(Dataset entries on figures)
----------------------------------------

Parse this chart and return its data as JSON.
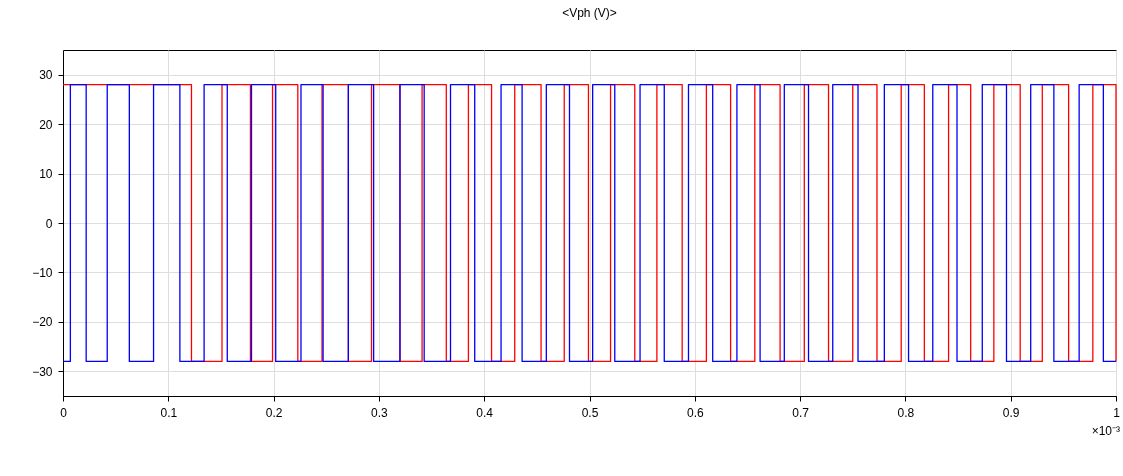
{
  "chart_data": {
    "type": "step",
    "title": "<Vph (V)>",
    "annotations": [
      "×10⁻³"
    ],
    "xlim": [
      0,
      1
    ],
    "xticks": [
      0,
      0.1,
      0.2,
      0.3,
      0.4,
      0.5,
      0.6,
      0.7,
      0.8,
      0.9,
      1
    ],
    "ylim": [
      -35,
      35
    ],
    "yticks": [
      -30,
      -20,
      -10,
      0,
      10,
      20,
      30
    ],
    "grid": true,
    "line_style": "solid",
    "series": [
      {
        "color": "#ff0000",
        "x": [
          0,
          0.122,
          0.151,
          0.178,
          0.199,
          0.223,
          0.246,
          0.271,
          0.293,
          0.32,
          0.341,
          0.364,
          0.385,
          0.407,
          0.429,
          0.454,
          0.476,
          0.499,
          0.52,
          0.543,
          0.564,
          0.588,
          0.611,
          0.634,
          0.657,
          0.681,
          0.704,
          0.727,
          0.75,
          0.773,
          0.796,
          0.818,
          0.841,
          0.862,
          0.884,
          0.909,
          0.93,
          0.955,
          0.978,
          1
        ],
        "values": [
          28,
          -28,
          28,
          -28,
          28,
          -28,
          28,
          -28,
          28,
          -28,
          28,
          -28,
          28,
          -28,
          28,
          -28,
          28,
          -28,
          28,
          -28,
          28,
          -28,
          28,
          -28,
          28,
          -28,
          28,
          -28,
          28,
          -28,
          28,
          -28,
          28,
          -28,
          28,
          -28,
          28,
          -28,
          28,
          -28
        ]
      },
      {
        "color": "#0000ff",
        "x": [
          0,
          0.007,
          0.022,
          0.042,
          0.063,
          0.086,
          0.111,
          0.134,
          0.156,
          0.179,
          0.202,
          0.226,
          0.247,
          0.271,
          0.295,
          0.32,
          0.343,
          0.368,
          0.391,
          0.416,
          0.436,
          0.459,
          0.481,
          0.503,
          0.524,
          0.548,
          0.571,
          0.594,
          0.617,
          0.64,
          0.662,
          0.685,
          0.708,
          0.731,
          0.755,
          0.78,
          0.803,
          0.826,
          0.849,
          0.873,
          0.896,
          0.919,
          0.941,
          0.965,
          0.988,
          1
        ],
        "values": [
          -28,
          28,
          -28,
          28,
          -28,
          28,
          -28,
          28,
          -28,
          28,
          -28,
          28,
          -28,
          28,
          -28,
          28,
          -28,
          28,
          -28,
          28,
          -28,
          28,
          -28,
          28,
          -28,
          28,
          -28,
          28,
          -28,
          28,
          -28,
          28,
          -28,
          28,
          -28,
          28,
          -28,
          28,
          -28,
          28,
          -28,
          28,
          -28,
          28,
          -28,
          -28
        ]
      }
    ]
  }
}
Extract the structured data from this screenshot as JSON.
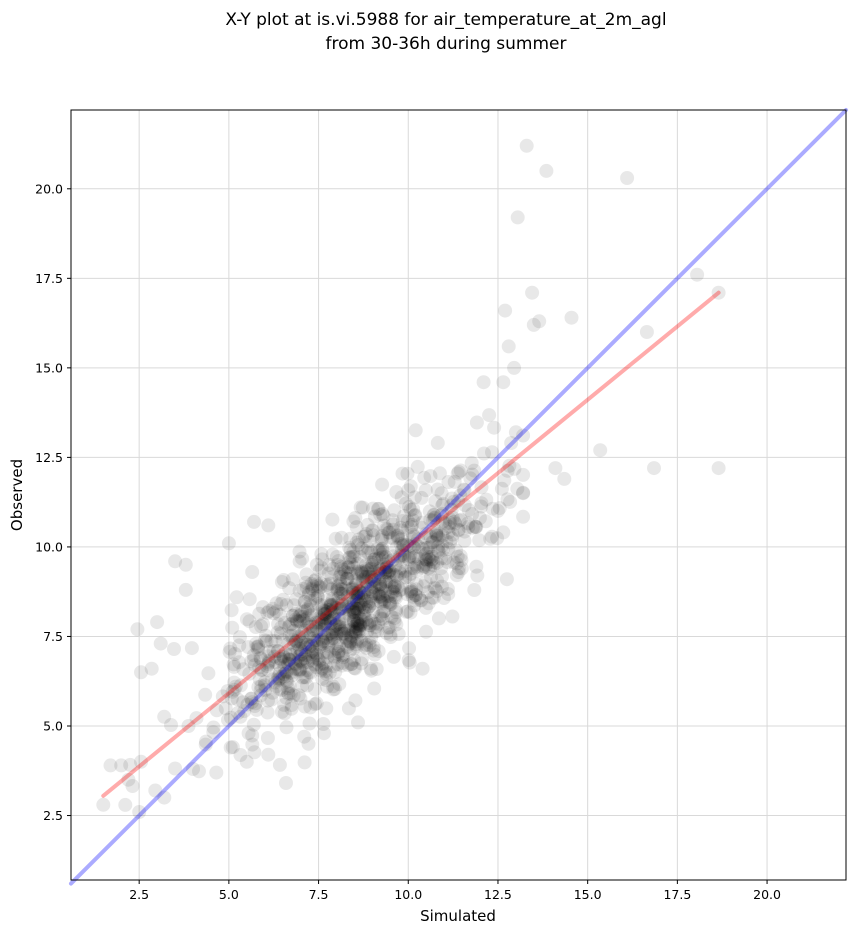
{
  "chart_data": {
    "type": "scatter",
    "title": [
      "X-Y plot at is.vi.5988 for air_temperature_at_2m_agl",
      "from 30-36h during summer"
    ],
    "xlabel": "Simulated",
    "ylabel": "Observed",
    "xlim": [
      0.6,
      22.2
    ],
    "ylim": [
      0.7,
      22.2
    ],
    "x_ticks": [
      2.5,
      5.0,
      7.5,
      10.0,
      12.5,
      15.0,
      17.5,
      20.0
    ],
    "y_ticks": [
      2.5,
      5.0,
      7.5,
      10.0,
      12.5,
      15.0,
      17.5,
      20.0
    ],
    "x_tick_labels": [
      "2.5",
      "5.0",
      "7.5",
      "10.0",
      "12.5",
      "15.0",
      "17.5",
      "20.0"
    ],
    "y_tick_labels": [
      "2.5",
      "5.0",
      "7.5",
      "10.0",
      "12.5",
      "15.0",
      "17.5",
      "20.0"
    ],
    "grid": true,
    "point_color": "#000000",
    "point_alpha": 0.09,
    "cloud": {
      "n_points": 1100,
      "x_center": 8.4,
      "x_spread": 1.9,
      "relationship": "y = 0.76*x + 1.95",
      "y_noise": 1.05
    },
    "series": [
      {
        "values": [
          [
            13.3,
            21.2
          ],
          [
            13.85,
            20.5
          ],
          [
            16.1,
            20.3
          ],
          [
            13.05,
            19.2
          ],
          [
            18.05,
            17.6
          ],
          [
            18.65,
            17.1
          ],
          [
            13.45,
            17.1
          ],
          [
            12.7,
            16.6
          ],
          [
            14.55,
            16.4
          ],
          [
            13.65,
            16.3
          ],
          [
            13.5,
            16.2
          ],
          [
            16.65,
            16.0
          ],
          [
            12.8,
            15.6
          ],
          [
            12.95,
            15.0
          ],
          [
            12.65,
            14.6
          ],
          [
            12.1,
            14.6
          ],
          [
            13.0,
            13.2
          ],
          [
            15.35,
            12.7
          ],
          [
            14.1,
            12.2
          ],
          [
            16.85,
            12.2
          ],
          [
            18.65,
            12.2
          ],
          [
            14.35,
            11.9
          ],
          [
            13.2,
            11.5
          ],
          [
            12.75,
            9.1
          ],
          [
            10.4,
            6.6
          ],
          [
            8.6,
            5.1
          ],
          [
            6.1,
            4.2
          ],
          [
            7.65,
            4.8
          ],
          [
            4.65,
            3.7
          ],
          [
            4.0,
            3.8
          ],
          [
            2.5,
            2.6
          ],
          [
            1.5,
            2.8
          ],
          [
            3.2,
            3.0
          ],
          [
            2.95,
            3.2
          ],
          [
            2.0,
            3.9
          ],
          [
            1.7,
            3.9
          ],
          [
            2.55,
            4.0
          ],
          [
            2.2,
            3.5
          ],
          [
            2.45,
            7.7
          ],
          [
            3.0,
            7.9
          ],
          [
            3.5,
            9.6
          ],
          [
            3.8,
            9.5
          ],
          [
            3.8,
            8.8
          ],
          [
            5.0,
            10.1
          ],
          [
            5.7,
            10.7
          ],
          [
            6.1,
            10.6
          ],
          [
            5.65,
            9.3
          ],
          [
            3.1,
            7.3
          ],
          [
            2.85,
            6.6
          ],
          [
            2.55,
            6.5
          ],
          [
            5.5,
            4.0
          ],
          [
            5.05,
            4.4
          ],
          [
            7.1,
            4.7
          ]
        ]
      }
    ],
    "reference_lines": [
      {
        "name": "1:1",
        "color": "#0000ff",
        "x": [
          0.6,
          22.2
        ],
        "y": [
          0.6,
          22.2
        ]
      },
      {
        "name": "fit",
        "color": "#ff0000",
        "x": [
          1.5,
          18.65
        ],
        "y": [
          3.05,
          17.1
        ]
      }
    ]
  }
}
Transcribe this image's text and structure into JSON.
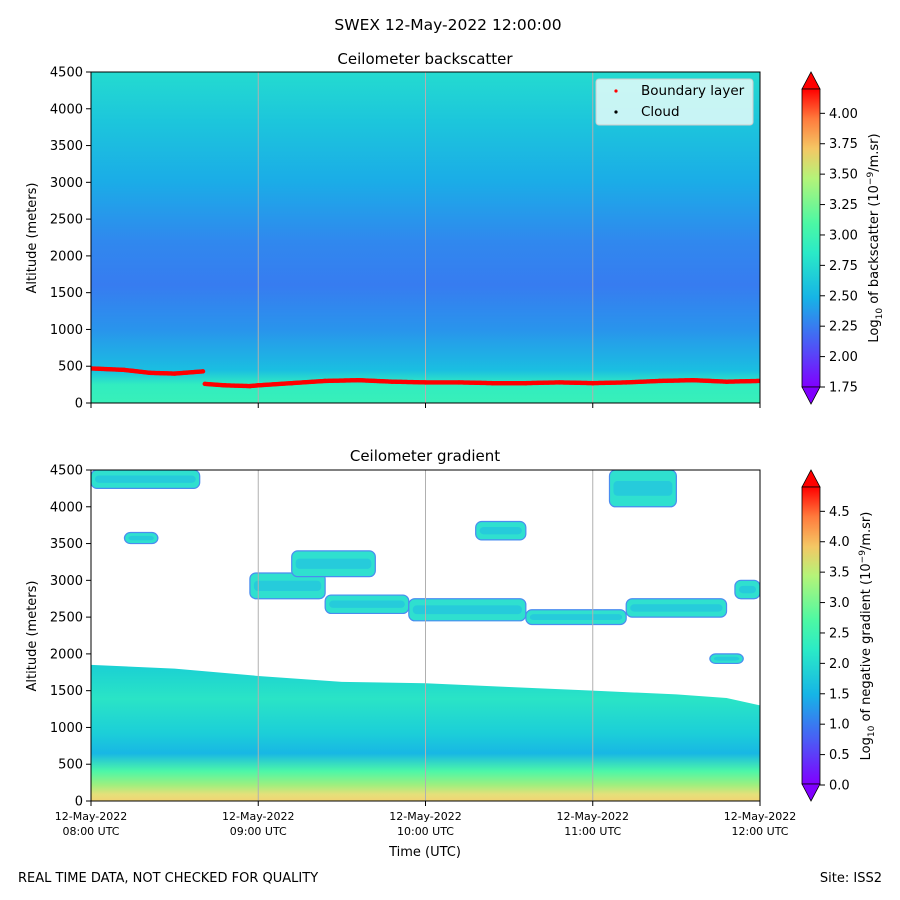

----------------------------------------

Goal of the exercise: Pictures don't belong in the copy. Transcribe every record exactly as it appears.

Correct result:
Parse this chart and return its data as JSON.
{
  "chart_data": {
    "type": "step",
    "title": "<Vph (V)>",
    "annotations": [
      "×10⁻³"
    ],
    "xlim": [
      0,
      1
    ],
    "xticks": [
      0,
      0.1,
      0.2,
      0.3,
      0.4,
      0.5,
      0.6,
      0.7,
      0.8,
      0.9,
      1
    ],
    "ylim": [
      -35,
      35
    ],
    "yticks": [
      -30,
      -20,
      -10,
      0,
      10,
      20,
      30
    ],
    "grid": true,
    "line_style": "solid",
    "series": [
      {
        "color": "#ff0000",
        "x": [
          0,
          0.122,
          0.151,
          0.178,
          0.199,
          0.223,
          0.246,
          0.271,
          0.293,
          0.32,
          0.341,
          0.364,
          0.385,
          0.407,
          0.429,
          0.454,
          0.476,
          0.499,
          0.52,
          0.543,
          0.564,
          0.588,
          0.611,
          0.634,
          0.657,
          0.681,
          0.704,
          0.727,
          0.75,
          0.773,
          0.796,
          0.818,
          0.841,
          0.862,
          0.884,
          0.909,
          0.93,
          0.955,
          0.978,
          1
        ],
        "values": [
          28,
          -28,
          28,
          -28,
          28,
          -28,
          28,
          -28,
          28,
          -28,
          28,
          -28,
          28,
          -28,
          28,
          -28,
          28,
          -28,
          28,
          -28,
          28,
          -28,
          28,
          -28,
          28,
          -28,
          28,
          -28,
          28,
          -28,
          28,
          -28,
          28,
          -28,
          28,
          -28,
          28,
          -28,
          28,
          -28
        ]
      },
      {
        "color": "#0000ff",
        "x": [
          0,
          0.007,
          0.022,
          0.042,
          0.063,
          0.086,
          0.111,
          0.134,
          0.156,
          0.179,
          0.202,
          0.226,
          0.247,
          0.271,
          0.295,
          0.32,
          0.343,
          0.368,
          0.391,
          0.416,
          0.436,
          0.459,
          0.481,
          0.503,
          0.524,
          0.548,
          0.571,
          0.594,
          0.617,
          0.64,
          0.662,
          0.685,
          0.708,
          0.731,
          0.755,
          0.78,
          0.803,
          0.826,
          0.849,
          0.873,
          0.896,
          0.919,
          0.941,
          0.965,
          0.988,
          1
        ],
        "values": [
          -28,
          28,
          -28,
          28,
          -28,
          28,
          -28,
          28,
          -28,
          28,
          -28,
          28,
          -28,
          28,
          -28,
          28,
          -28,
          28,
          -28,
          28,
          -28,
          28,
          -28,
          28,
          -28,
          28,
          -28,
          28,
          -28,
          28,
          -28,
          28,
          -28,
          28,
          -28,
          28,
          -28,
          28,
          -28,
          28,
          -28,
          28,
          -28,
          28,
          -28,
          -28
        ]
      }
    ]
  }
}
Extract the structured data from this screenshot as JSON.
{
  "chart_data": {
    "type": "scatter",
    "title": [
      "X-Y plot at is.vi.5988 for air_temperature_at_2m_agl",
      "from 30-36h during summer"
    ],
    "xlabel": "Simulated",
    "ylabel": "Observed",
    "xlim": [
      0.6,
      22.2
    ],
    "ylim": [
      0.7,
      22.2
    ],
    "x_ticks": [
      2.5,
      5.0,
      7.5,
      10.0,
      12.5,
      15.0,
      17.5,
      20.0
    ],
    "y_ticks": [
      2.5,
      5.0,
      7.5,
      10.0,
      12.5,
      15.0,
      17.5,
      20.0
    ],
    "x_tick_labels": [
      "2.5",
      "5.0",
      "7.5",
      "10.0",
      "12.5",
      "15.0",
      "17.5",
      "20.0"
    ],
    "y_tick_labels": [
      "2.5",
      "5.0",
      "7.5",
      "10.0",
      "12.5",
      "15.0",
      "17.5",
      "20.0"
    ],
    "grid": true,
    "point_color": "#000000",
    "point_alpha": 0.09,
    "cloud": {
      "n_points": 1100,
      "x_center": 8.4,
      "x_spread": 1.9,
      "relationship": "y = 0.76*x + 1.95",
      "y_noise": 1.05
    },
    "series": [
      {
        "values": [
          [
            13.3,
            21.2
          ],
          [
            13.85,
            20.5
          ],
          [
            16.1,
            20.3
          ],
          [
            13.05,
            19.2
          ],
          [
            18.05,
            17.6
          ],
          [
            18.65,
            17.1
          ],
          [
            13.45,
            17.1
          ],
          [
            12.7,
            16.6
          ],
          [
            14.55,
            16.4
          ],
          [
            13.65,
            16.3
          ],
          [
            13.5,
            16.2
          ],
          [
            16.65,
            16.0
          ],
          [
            12.8,
            15.6
          ],
          [
            12.95,
            15.0
          ],
          [
            12.65,
            14.6
          ],
          [
            12.1,
            14.6
          ],
          [
            13.0,
            13.2
          ],
          [
            15.35,
            12.7
          ],
          [
            14.1,
            12.2
          ],
          [
            16.85,
            12.2
          ],
          [
            18.65,
            12.2
          ],
          [
            14.35,
            11.9
          ],
          [
            13.2,
            11.5
          ],
          [
            12.75,
            9.1
          ],
          [
            10.4,
            6.6
          ],
          [
            8.6,
            5.1
          ],
          [
            6.1,
            4.2
          ],
          [
            7.65,
            4.8
          ],
          [
            4.65,
            3.7
          ],
          [
            4.0,
            3.8
          ],
          [
            2.5,
            2.6
          ],
          [
            1.5,
            2.8
          ],
          [
            3.2,
            3.0
          ],
          [
            2.95,
            3.2
          ],
          [
            2.0,
            3.9
          ],
          [
            1.7,
            3.9
          ],
          [
            2.55,
            4.0
          ],
          [
            2.2,
            3.5
          ],
          [
            2.45,
            7.7
          ],
          [
            3.0,
            7.9
          ],
          [
            3.5,
            9.6
          ],
          [
            3.8,
            9.5
          ],
          [
            3.8,
            8.8
          ],
          [
            5.0,
            10.1
          ],
          [
            5.7,
            10.7
          ],
          [
            6.1,
            10.6
          ],
          [
            5.65,
            9.3
          ],
          [
            3.1,
            7.3
          ],
          [
            2.85,
            6.6
          ],
          [
            2.55,
            6.5
          ],
          [
            5.5,
            4.0
          ],
          [
            5.05,
            4.4
          ],
          [
            7.1,
            4.7
          ]
        ]
      }
    ],
    "reference_lines": [
      {
        "name": "1:1",
        "color": "#0000ff",
        "x": [
          0.6,
          22.2
        ],
        "y": [
          0.6,
          22.2
        ]
      },
      {
        "name": "fit",
        "color": "#ff0000",
        "x": [
          1.5,
          18.65
        ],
        "y": [
          3.05,
          17.1
        ]
      }
    ]
  }
}
Transcribe this image's text and structure into JSON.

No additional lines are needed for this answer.